**Exercise description:** Extract the full set of records that follows, word for word.

**Extracted information:**

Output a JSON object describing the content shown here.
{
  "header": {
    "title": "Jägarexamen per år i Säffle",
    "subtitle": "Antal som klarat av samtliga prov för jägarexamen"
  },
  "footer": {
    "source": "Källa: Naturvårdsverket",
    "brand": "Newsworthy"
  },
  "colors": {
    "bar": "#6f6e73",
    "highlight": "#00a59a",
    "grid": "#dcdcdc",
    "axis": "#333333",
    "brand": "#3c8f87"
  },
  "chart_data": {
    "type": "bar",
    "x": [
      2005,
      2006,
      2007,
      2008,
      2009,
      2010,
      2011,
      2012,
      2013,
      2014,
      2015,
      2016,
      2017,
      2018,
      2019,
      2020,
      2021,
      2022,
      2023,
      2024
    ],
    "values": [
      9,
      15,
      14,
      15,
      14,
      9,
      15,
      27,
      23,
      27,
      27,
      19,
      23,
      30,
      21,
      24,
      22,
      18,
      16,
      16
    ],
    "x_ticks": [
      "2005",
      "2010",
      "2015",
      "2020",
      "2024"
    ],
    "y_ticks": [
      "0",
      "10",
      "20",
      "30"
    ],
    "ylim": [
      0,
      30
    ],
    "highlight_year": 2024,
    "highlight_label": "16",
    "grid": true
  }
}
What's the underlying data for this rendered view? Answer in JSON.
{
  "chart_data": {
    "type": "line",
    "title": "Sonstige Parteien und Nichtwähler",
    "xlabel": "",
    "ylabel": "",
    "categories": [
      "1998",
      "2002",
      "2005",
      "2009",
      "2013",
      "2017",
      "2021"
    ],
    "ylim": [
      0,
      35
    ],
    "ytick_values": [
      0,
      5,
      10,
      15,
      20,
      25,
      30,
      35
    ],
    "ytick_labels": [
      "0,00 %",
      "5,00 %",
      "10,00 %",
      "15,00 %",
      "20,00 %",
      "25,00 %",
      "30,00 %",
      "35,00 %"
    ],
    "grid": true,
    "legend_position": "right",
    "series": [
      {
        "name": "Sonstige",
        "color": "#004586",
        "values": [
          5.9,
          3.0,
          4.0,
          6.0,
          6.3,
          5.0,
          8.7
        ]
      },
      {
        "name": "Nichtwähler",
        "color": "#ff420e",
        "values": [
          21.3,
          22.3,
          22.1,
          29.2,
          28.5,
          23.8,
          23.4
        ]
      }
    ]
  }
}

**Task answer:**
Output a JSON object describing the content shown here.
{
  "header": {
    "title": "Jägarexamen per år i Säffle",
    "subtitle": "Antal som klarat av samtliga prov för jägarexamen"
  },
  "footer": {
    "source": "Källa: Naturvårdsverket",
    "brand": "Newsworthy"
  },
  "colors": {
    "bar": "#6f6e73",
    "highlight": "#00a59a",
    "grid": "#dcdcdc",
    "axis": "#333333",
    "brand": "#3c8f87"
  },
  "chart_data": {
    "type": "bar",
    "x": [
      2005,
      2006,
      2007,
      2008,
      2009,
      2010,
      2011,
      2012,
      2013,
      2014,
      2015,
      2016,
      2017,
      2018,
      2019,
      2020,
      2021,
      2022,
      2023,
      2024
    ],
    "values": [
      9,
      15,
      14,
      15,
      14,
      9,
      15,
      27,
      23,
      27,
      27,
      19,
      23,
      30,
      21,
      24,
      22,
      18,
      16,
      16
    ],
    "x_ticks": [
      "2005",
      "2010",
      "2015",
      "2020",
      "2024"
    ],
    "y_ticks": [
      "0",
      "10",
      "20",
      "30"
    ],
    "ylim": [
      0,
      30
    ],
    "highlight_year": 2024,
    "highlight_label": "16",
    "grid": true
  }
}
What's the underlying data for this rendered view? Answer in JSON.
{
  "chart_data": {
    "type": "line",
    "title": "Sonstige Parteien und Nichtwähler",
    "xlabel": "",
    "ylabel": "",
    "categories": [
      "1998",
      "2002",
      "2005",
      "2009",
      "2013",
      "2017",
      "2021"
    ],
    "ylim": [
      0,
      35
    ],
    "ytick_values": [
      0,
      5,
      10,
      15,
      20,
      25,
      30,
      35
    ],
    "ytick_labels": [
      "0,00 %",
      "5,00 %",
      "10,00 %",
      "15,00 %",
      "20,00 %",
      "25,00 %",
      "30,00 %",
      "35,00 %"
    ],
    "grid": true,
    "legend_position": "right",
    "series": [
      {
        "name": "Sonstige",
        "color": "#004586",
        "values": [
          5.9,
          3.0,
          4.0,
          6.0,
          6.3,
          5.0,
          8.7
        ]
      },
      {
        "name": "Nichtwähler",
        "color": "#ff420e",
        "values": [
          21.3,
          22.3,
          22.1,
          29.2,
          28.5,
          23.8,
          23.4
        ]
      }
    ]
  }
}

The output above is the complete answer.